__Problem__. Give the number of lines that hold the string "nord". Nothing else is needed.

(Source records)
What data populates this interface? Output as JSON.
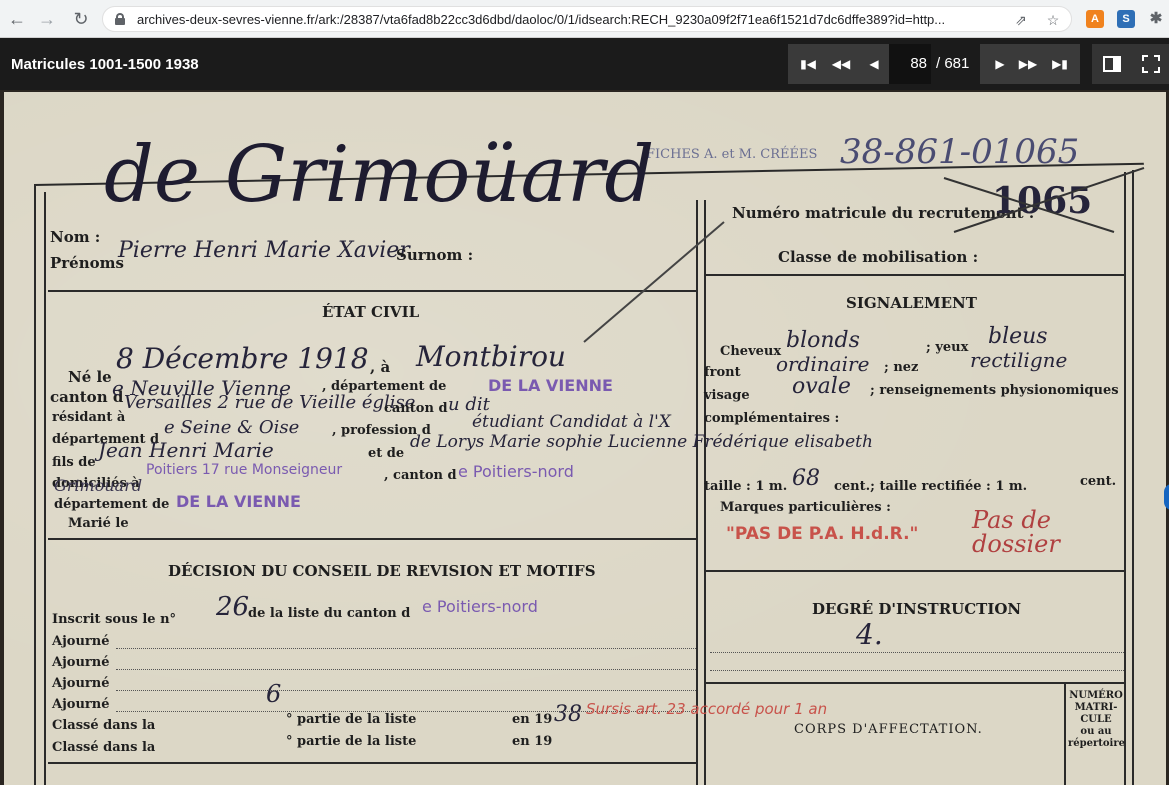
{
  "browser": {
    "url": "archives-deux-sevres-vienne.fr/ark:/28387/vta6fad8b22cc3d6dbd/daoloc/0/1/idsearch:RECH_9230a09f2f71ea6f1521d7dc6dffe389?id=http...",
    "back_icon": "arrow-left-icon",
    "forward_icon": "arrow-right-icon",
    "reload_icon": "reload-icon",
    "share_icon": "share-icon",
    "bookmark_icon": "star-icon",
    "extensions": [
      "A",
      "S",
      "✱"
    ],
    "ext_colors": [
      "#f0821e",
      "#2f6fb6",
      "#5f6368"
    ]
  },
  "viewer": {
    "title": "Matricules 1001-1500 1938",
    "page_current": "88",
    "page_total": "/ 681",
    "buttons": [
      "⏮",
      "⏪",
      "◀",
      "▶",
      "⏩",
      "⏭"
    ],
    "layout_icon": "split-view-icon",
    "fullscreen_icon": "fullscreen-icon"
  },
  "document": {
    "header": {
      "fiches_label": "FICHES A. et M. CRÉÉES",
      "fiches_number": "38-861-01065",
      "surname": "de Grimoüard",
      "nom_label": "Nom :",
      "prenoms_label": "Prénoms",
      "prenoms_value": "Pierre Henri Marie Xavier",
      "surnom_label": "Surnom :",
      "matricule_label": "Numéro matricule du recrutement :",
      "matricule_value": "1065",
      "classe_label": "Classe de mobilisation :"
    },
    "etat_civil": {
      "heading": "ÉTAT CIVIL",
      "ne_label": "Né le",
      "ne_value": "8 Décembre 1918",
      "a_label": ", à",
      "lieu": "Montbirou",
      "canton_label": "canton d",
      "canton_value": "e Neuville Vienne",
      "departement_label": ", département de",
      "departement_stamp": "DE LA VIENNE",
      "residant_label": "résidant à",
      "residant_value": "Versailles 2 rue de Vieille église",
      "canton2_label": "canton d",
      "canton2_value": "u dit",
      "departement2_label": "département d",
      "departement2_value": "e Seine & Oise",
      "profession_label": ", profession d",
      "profession_value": "étudiant Candidat à l'X",
      "fils_label": "fils de",
      "fils_value": "Jean Henri Marie",
      "et_label": "et de",
      "mere_value": "de Lorys Marie sophie Lucienne Frédérique elisabeth",
      "domicilies_label": "domiciliés à",
      "domicilies_value": "Poitiers 17 rue Monseigneur",
      "canton3_label": ", canton d",
      "canton3_stamp": "e Poitiers-nord",
      "grimouard": "Grimouard",
      "departement3_label": "département de",
      "departement3_stamp": "DE LA VIENNE",
      "marie_label": "Marié le"
    },
    "signalement": {
      "heading": "SIGNALEMENT",
      "cheveux_label": "Cheveux",
      "cheveux_value": "blonds",
      "yeux_label": "; yeux",
      "yeux_value": "bleus",
      "front_label": "front",
      "front_value": "ordinaire",
      "nez_label": "; nez",
      "nez_value": "rectiligne",
      "visage_label": "visage",
      "visage_value": "ovale",
      "renseignements": "; renseignements physionomiques",
      "complementaires": "complémentaires :",
      "taille_label": "taille : 1 m.",
      "taille_value": "68",
      "taille_rest": "cent.; taille rectifiée : 1 m.",
      "taille_cent": "cent.",
      "marques_label": "Marques particulières :",
      "pas_stamp": "\"PAS DE P.A. H.d.R.\"",
      "pas_de_dossier": "Pas de dossier"
    },
    "decision": {
      "heading": "DÉCISION DU CONSEIL DE REVISION ET MOTIFS",
      "inscrit_label": "Inscrit sous le n°",
      "inscrit_value": "26",
      "liste_label": "de la liste du canton d",
      "liste_stamp": "e Poitiers-nord",
      "ajourne": [
        "Ajourné",
        "Ajourné",
        "Ajourné",
        "Ajourné"
      ],
      "classe1_label": "Classé dans la",
      "classe1_value": "6",
      "partie_label": "° partie de la liste",
      "en_label": "en 19",
      "en_value": "38",
      "sursis_stamp": "Sursis art. 23 accordé pour 1 an",
      "classe2_label": "Classé dans la",
      "partie2_label": "° partie de la liste",
      "en2_label": "en 19"
    },
    "instruction": {
      "heading": "DEGRÉ D'INSTRUCTION",
      "value": "4."
    },
    "affectation": {
      "corps_label": "CORPS D'AFFECTATION.",
      "numero_lines": [
        "NUMÉRO",
        "MATRI-",
        "CULE",
        "ou au",
        "répertoire"
      ]
    }
  }
}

__Exercise response__. 2